Goal: Which lines hold the word "nPlasma"? Show each of them.

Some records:
* * * *
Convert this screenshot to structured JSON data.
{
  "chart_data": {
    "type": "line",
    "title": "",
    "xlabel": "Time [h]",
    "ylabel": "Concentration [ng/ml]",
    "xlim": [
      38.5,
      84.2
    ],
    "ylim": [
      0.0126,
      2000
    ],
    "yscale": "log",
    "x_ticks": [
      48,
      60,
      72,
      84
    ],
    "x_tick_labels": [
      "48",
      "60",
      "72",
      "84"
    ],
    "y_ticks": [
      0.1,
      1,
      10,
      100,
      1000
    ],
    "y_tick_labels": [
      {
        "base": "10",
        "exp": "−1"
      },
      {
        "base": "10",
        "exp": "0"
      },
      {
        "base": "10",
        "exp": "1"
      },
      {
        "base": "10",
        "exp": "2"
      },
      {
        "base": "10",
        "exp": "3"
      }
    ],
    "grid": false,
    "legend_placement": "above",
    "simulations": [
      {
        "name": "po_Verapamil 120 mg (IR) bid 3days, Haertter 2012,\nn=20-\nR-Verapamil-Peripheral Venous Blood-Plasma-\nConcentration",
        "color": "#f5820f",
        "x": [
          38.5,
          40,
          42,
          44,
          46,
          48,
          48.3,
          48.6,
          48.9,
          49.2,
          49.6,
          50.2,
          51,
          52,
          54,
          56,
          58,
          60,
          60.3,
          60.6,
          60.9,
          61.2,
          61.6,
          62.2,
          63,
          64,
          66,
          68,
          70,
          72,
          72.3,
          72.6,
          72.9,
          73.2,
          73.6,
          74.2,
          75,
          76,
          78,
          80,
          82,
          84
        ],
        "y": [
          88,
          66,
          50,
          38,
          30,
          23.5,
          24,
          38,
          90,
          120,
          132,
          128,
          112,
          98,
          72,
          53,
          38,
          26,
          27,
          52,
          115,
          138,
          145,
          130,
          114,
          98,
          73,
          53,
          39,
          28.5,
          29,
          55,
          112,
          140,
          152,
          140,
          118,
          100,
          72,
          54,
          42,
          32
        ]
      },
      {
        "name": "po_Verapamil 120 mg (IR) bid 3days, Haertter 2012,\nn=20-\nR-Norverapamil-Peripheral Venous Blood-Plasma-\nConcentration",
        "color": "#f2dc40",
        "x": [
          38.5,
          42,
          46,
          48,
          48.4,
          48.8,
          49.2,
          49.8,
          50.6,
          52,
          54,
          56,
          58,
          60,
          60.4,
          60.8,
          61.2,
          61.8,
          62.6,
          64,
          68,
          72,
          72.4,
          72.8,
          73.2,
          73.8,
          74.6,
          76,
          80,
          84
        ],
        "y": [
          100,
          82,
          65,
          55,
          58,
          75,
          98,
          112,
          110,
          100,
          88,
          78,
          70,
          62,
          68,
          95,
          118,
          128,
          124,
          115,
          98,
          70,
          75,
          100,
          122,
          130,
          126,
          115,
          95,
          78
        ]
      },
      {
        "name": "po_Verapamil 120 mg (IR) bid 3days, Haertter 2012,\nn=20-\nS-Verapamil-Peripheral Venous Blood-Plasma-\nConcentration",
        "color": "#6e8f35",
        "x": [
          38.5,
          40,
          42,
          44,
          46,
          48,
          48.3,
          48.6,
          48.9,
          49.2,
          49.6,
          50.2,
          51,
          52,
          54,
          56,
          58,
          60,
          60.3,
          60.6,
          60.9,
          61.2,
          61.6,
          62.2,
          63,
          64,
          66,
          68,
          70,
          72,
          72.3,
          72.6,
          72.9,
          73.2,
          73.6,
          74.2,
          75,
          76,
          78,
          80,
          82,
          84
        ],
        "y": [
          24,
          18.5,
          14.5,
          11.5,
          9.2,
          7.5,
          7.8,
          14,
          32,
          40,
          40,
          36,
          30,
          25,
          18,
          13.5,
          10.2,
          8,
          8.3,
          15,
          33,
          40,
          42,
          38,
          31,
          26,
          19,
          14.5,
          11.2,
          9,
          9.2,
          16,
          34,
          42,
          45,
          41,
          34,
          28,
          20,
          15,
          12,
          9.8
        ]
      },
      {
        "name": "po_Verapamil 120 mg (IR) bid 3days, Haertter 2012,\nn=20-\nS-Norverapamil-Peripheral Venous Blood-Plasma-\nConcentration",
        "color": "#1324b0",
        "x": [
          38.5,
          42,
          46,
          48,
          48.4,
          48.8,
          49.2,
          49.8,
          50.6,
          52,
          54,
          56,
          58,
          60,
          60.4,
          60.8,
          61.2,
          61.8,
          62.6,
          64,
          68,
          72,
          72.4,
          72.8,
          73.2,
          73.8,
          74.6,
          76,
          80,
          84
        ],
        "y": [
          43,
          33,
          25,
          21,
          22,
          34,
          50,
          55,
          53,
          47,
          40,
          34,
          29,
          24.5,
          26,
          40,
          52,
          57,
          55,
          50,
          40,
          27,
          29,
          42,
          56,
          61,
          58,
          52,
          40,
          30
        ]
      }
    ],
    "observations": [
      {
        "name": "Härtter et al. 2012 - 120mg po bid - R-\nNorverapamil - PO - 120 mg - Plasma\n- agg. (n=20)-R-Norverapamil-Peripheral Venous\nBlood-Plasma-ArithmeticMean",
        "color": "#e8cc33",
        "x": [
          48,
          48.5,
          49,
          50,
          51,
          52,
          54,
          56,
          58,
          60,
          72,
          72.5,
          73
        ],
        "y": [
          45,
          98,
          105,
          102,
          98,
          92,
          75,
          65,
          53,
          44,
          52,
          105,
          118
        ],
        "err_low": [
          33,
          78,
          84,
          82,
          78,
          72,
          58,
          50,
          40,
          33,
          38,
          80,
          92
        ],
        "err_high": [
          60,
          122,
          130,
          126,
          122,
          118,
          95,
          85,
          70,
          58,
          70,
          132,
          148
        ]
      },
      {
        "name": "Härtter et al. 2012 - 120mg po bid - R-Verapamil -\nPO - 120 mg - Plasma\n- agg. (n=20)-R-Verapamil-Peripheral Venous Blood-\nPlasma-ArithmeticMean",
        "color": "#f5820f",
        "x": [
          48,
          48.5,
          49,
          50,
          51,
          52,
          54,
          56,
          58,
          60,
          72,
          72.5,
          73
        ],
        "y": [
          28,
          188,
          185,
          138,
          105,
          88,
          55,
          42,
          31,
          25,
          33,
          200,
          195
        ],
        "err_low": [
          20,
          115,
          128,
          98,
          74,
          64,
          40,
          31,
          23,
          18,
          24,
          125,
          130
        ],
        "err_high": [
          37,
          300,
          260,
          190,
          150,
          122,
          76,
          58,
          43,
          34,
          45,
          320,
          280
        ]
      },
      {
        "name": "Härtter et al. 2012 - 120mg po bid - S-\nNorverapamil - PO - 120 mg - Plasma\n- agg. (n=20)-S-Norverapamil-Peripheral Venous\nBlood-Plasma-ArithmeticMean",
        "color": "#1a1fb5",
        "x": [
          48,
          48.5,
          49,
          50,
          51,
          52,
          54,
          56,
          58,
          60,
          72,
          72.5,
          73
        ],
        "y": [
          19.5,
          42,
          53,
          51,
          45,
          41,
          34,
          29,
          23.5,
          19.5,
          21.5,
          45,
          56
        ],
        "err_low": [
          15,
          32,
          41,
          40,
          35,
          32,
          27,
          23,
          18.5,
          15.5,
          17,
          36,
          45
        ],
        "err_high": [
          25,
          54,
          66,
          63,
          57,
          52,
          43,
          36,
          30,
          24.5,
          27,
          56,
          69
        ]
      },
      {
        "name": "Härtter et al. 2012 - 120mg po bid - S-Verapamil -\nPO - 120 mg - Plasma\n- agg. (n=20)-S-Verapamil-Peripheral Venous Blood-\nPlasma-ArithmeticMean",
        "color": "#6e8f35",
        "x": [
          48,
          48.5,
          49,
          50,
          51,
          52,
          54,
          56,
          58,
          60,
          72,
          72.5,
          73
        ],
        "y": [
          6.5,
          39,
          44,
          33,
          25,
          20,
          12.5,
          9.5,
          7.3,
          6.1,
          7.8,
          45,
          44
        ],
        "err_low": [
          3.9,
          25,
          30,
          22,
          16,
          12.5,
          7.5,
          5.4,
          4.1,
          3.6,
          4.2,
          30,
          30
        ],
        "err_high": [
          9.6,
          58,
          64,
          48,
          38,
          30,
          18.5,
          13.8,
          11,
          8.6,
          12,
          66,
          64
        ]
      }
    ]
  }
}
* * * *
Reply:
        "name": "Härtter et al. 2012 - 120mg po bid - R-Verapamil -\nPO - 120 mg - Plasma\n- agg. (n=20)-R-Verapamil-Peripheral Venous Blood-\nPlasma-ArithmeticMean",
        "name": "Härtter et al. 2012 - 120mg po bid - S-Verapamil -\nPO - 120 mg - Plasma\n- agg. (n=20)-S-Verapamil-Peripheral Venous Blood-\nPlasma-ArithmeticMean",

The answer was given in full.